• [RECORDS FOR THIS TASK]:

↓↓↓

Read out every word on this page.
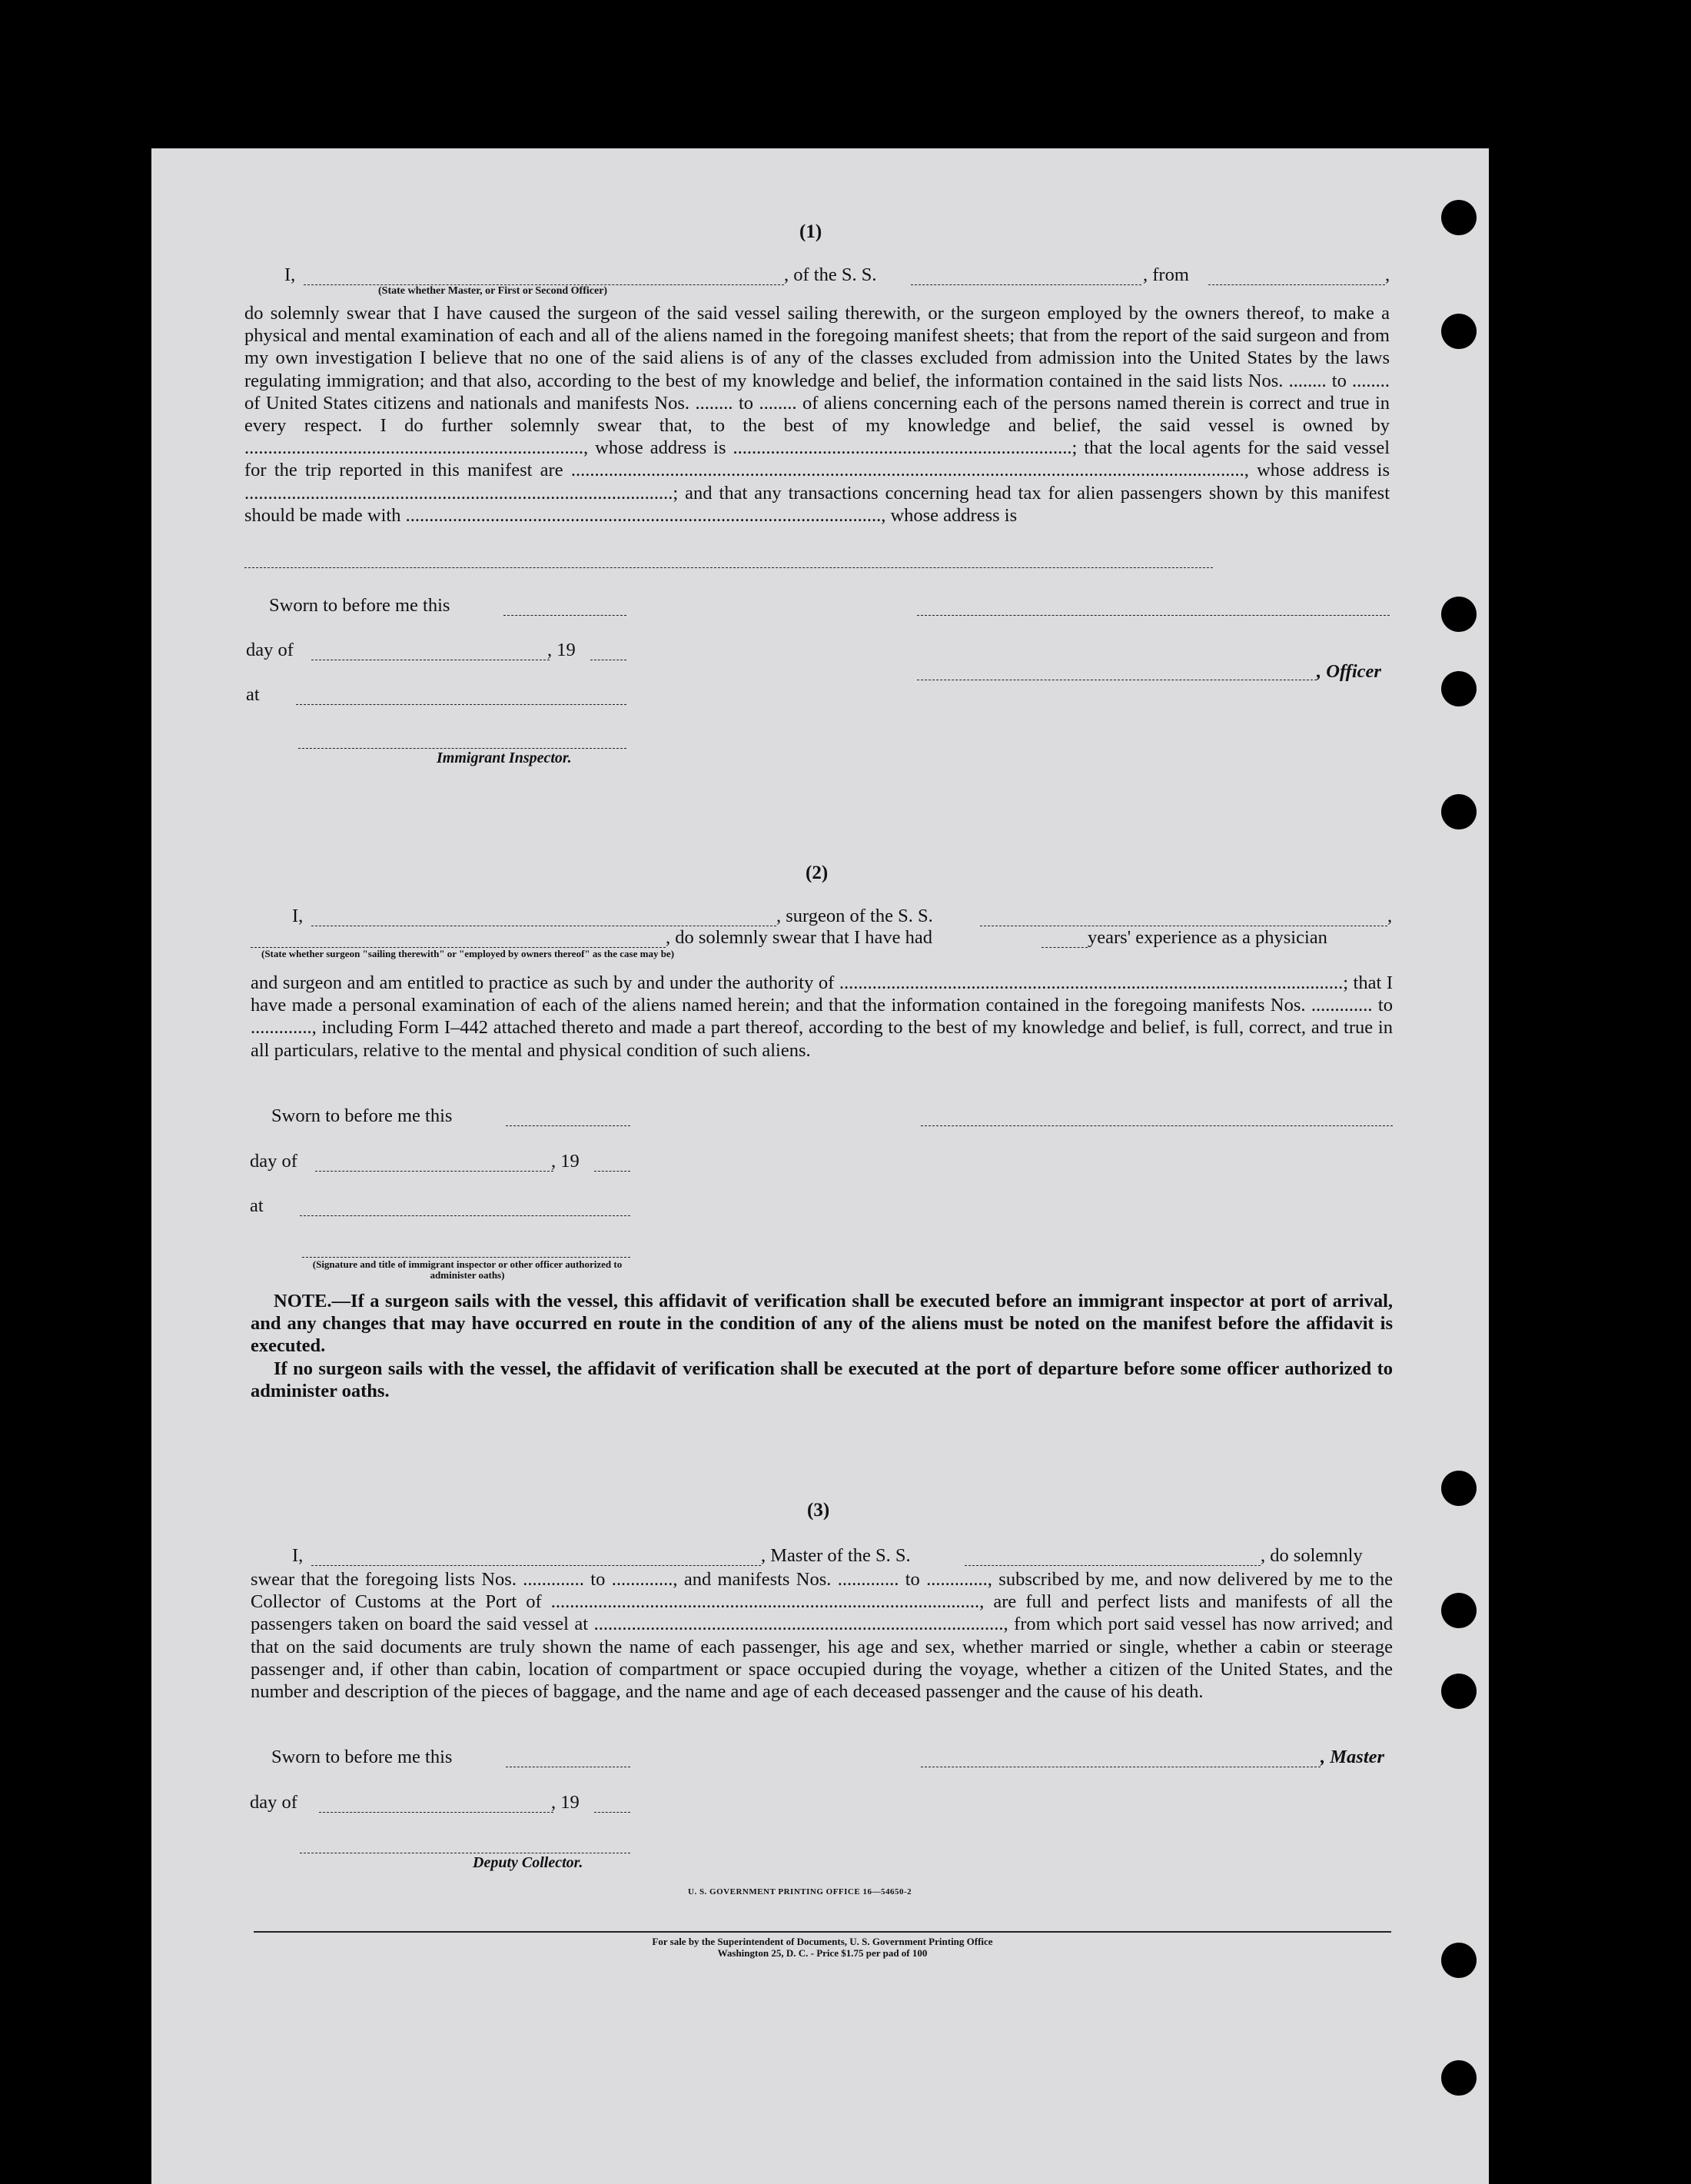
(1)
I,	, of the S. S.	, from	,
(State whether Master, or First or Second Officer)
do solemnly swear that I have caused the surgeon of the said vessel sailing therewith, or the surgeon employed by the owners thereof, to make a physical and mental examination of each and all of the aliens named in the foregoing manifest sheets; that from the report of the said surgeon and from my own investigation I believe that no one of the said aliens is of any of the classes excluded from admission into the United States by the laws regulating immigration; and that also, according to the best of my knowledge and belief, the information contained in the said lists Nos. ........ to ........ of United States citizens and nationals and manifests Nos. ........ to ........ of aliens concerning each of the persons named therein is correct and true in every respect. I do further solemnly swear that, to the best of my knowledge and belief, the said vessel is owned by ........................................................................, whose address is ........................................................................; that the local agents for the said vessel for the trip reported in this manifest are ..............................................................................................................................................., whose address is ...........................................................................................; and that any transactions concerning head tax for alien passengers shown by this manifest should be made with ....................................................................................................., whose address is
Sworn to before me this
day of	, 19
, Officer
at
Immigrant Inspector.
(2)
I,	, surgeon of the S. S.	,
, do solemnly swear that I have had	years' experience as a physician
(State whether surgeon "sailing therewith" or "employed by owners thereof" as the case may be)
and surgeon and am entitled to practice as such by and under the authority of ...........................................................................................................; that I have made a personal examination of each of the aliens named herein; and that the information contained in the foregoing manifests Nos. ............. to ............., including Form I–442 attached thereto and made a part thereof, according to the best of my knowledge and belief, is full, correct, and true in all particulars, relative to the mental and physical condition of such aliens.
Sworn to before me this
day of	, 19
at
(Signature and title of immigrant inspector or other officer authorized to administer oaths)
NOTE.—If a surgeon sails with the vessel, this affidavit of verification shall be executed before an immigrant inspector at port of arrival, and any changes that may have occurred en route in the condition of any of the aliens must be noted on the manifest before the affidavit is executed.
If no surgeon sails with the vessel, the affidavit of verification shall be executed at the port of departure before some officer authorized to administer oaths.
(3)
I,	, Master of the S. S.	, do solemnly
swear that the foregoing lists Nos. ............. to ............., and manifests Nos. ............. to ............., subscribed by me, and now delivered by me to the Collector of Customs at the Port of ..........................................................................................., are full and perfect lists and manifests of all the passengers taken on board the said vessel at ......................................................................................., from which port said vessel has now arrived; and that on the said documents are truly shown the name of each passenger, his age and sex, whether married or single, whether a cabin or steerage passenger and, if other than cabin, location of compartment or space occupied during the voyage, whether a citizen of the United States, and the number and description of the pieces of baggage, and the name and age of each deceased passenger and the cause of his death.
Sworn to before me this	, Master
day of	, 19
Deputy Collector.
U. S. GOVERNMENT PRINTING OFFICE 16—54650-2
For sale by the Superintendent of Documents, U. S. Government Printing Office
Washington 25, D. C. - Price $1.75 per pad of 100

↑↑↑

• [REQUIRED TASK]:
Output the records above exactly as they are, leaving out the pictures.

• [TASK RESPONSE]:
Read out every word on this page.
(1)
I,	, of the S. S.	, from	,
(State whether Master, or First or Second Officer)
do solemnly swear that I have caused the surgeon of the said vessel sailing therewith, or the surgeon employed by the owners thereof, to make a physical and mental examination of each and all of the aliens named in the foregoing manifest sheets; that from the report of the said surgeon and from my own investigation I believe that no one of the said aliens is of any of the classes excluded from admission into the United States by the laws regulating immigration; and that also, according to the best of my knowledge and belief, the information contained in the said lists Nos. ........ to ........ of United States citizens and nationals and manifests Nos. ........ to ........ of aliens concerning each of the persons named therein is correct and true in every respect. I do further solemnly swear that, to the best of my knowledge and belief, the said vessel is owned by ........................................................................, whose address is ........................................................................; that the local agents for the said vessel for the trip reported in this manifest are ..............................................................................................................................................., whose address is ...........................................................................................; and that any transactions concerning head tax for alien passengers shown by this manifest should be made with ....................................................................................................., whose address is
Sworn to before me this
day of	, 19
, Officer
at
Immigrant Inspector.
(2)
I,	, surgeon of the S. S.	,
, do solemnly swear that I have had	years' experience as a physician
(State whether surgeon "sailing therewith" or "employed by owners thereof" as the case may be)
and surgeon and am entitled to practice as such by and under the authority of ...........................................................................................................; that I have made a personal examination of each of the aliens named herein; and that the information contained in the foregoing manifests Nos. ............. to ............., including Form I–442 attached thereto and made a part thereof, according to the best of my knowledge and belief, is full, correct, and true in all particulars, relative to the mental and physical condition of such aliens.
Sworn to before me this
day of	, 19
at
(Signature and title of immigrant inspector or other officer authorized to administer oaths)
NOTE.—If a surgeon sails with the vessel, this affidavit of verification shall be executed before an immigrant inspector at port of arrival, and any changes that may have occurred en route in the condition of any of the aliens must be noted on the manifest before the affidavit is executed.
If no surgeon sails with the vessel, the affidavit of verification shall be executed at the port of departure before some officer authorized to administer oaths.
(3)
I,	, Master of the S. S.	, do solemnly
swear that the foregoing lists Nos. ............. to ............., and manifests Nos. ............. to ............., subscribed by me, and now delivered by me to the Collector of Customs at the Port of ..........................................................................................., are full and perfect lists and manifests of all the passengers taken on board the said vessel at ......................................................................................., from which port said vessel has now arrived; and that on the said documents are truly shown the name of each passenger, his age and sex, whether married or single, whether a cabin or steerage passenger and, if other than cabin, location of compartment or space occupied during the voyage, whether a citizen of the United States, and the number and description of the pieces of baggage, and the name and age of each deceased passenger and the cause of his death.
Sworn to before me this	, Master
day of	, 19
Deputy Collector.
U. S. GOVERNMENT PRINTING OFFICE 16—54650-2
For sale by the Superintendent of Documents, U. S. Government Printing Office
Washington 25, D. C. - Price $1.75 per pad of 100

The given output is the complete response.